● **SHORT EXERCISE**
Return the records that follow, matching each one exactly.

Data records:
□ □ □ □ □ □ □

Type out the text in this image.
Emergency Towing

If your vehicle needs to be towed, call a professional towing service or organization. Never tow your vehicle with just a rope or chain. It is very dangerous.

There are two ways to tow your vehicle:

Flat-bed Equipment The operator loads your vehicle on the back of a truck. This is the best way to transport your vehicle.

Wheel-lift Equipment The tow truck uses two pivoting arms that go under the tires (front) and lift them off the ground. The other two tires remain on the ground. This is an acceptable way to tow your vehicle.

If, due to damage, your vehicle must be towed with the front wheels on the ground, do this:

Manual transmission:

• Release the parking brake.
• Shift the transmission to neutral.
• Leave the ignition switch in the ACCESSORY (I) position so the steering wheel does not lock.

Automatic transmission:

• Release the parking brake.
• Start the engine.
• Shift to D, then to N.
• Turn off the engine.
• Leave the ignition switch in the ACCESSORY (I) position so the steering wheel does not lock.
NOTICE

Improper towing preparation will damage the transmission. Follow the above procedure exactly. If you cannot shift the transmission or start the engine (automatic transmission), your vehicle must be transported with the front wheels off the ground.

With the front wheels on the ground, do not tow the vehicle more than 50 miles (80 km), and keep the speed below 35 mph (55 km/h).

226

□ □ □ □ □ □ □

● **SOLUTION TO THE PROBLEM**
Type out the text in this image.
Emergency Towing

If your vehicle needs to be towed, call a professional towing service or organization. Never tow your vehicle with just a rope or chain. It is very dangerous.

There are two ways to tow your vehicle:

Flat-bed Equipment The operator loads your vehicle on the back of a truck. This is the best way to transport your vehicle.

Wheel-lift Equipment The tow truck uses two pivoting arms that go under the tires (front) and lift them off the ground. The other two tires remain on the ground. This is an acceptable way to tow your vehicle.

If, due to damage, your vehicle must be towed with the front wheels on the ground, do this:

Manual transmission:

• Release the parking brake.
• Shift the transmission to neutral.
• Leave the ignition switch in the ACCESSORY (I) position so the steering wheel does not lock.

Automatic transmission:

• Release the parking brake.
• Start the engine.
• Shift to D, then to N.
• Turn off the engine.
• Leave the ignition switch in the ACCESSORY (I) position so the steering wheel does not lock.
NOTICE

Improper towing preparation will damage the transmission. Follow the above procedure exactly. If you cannot shift the transmission or start the engine (automatic transmission), your vehicle must be transported with the front wheels off the ground.

With the front wheels on the ground, do not tow the vehicle more than 50 miles (80 km), and keep the speed below 35 mph (55 km/h).

226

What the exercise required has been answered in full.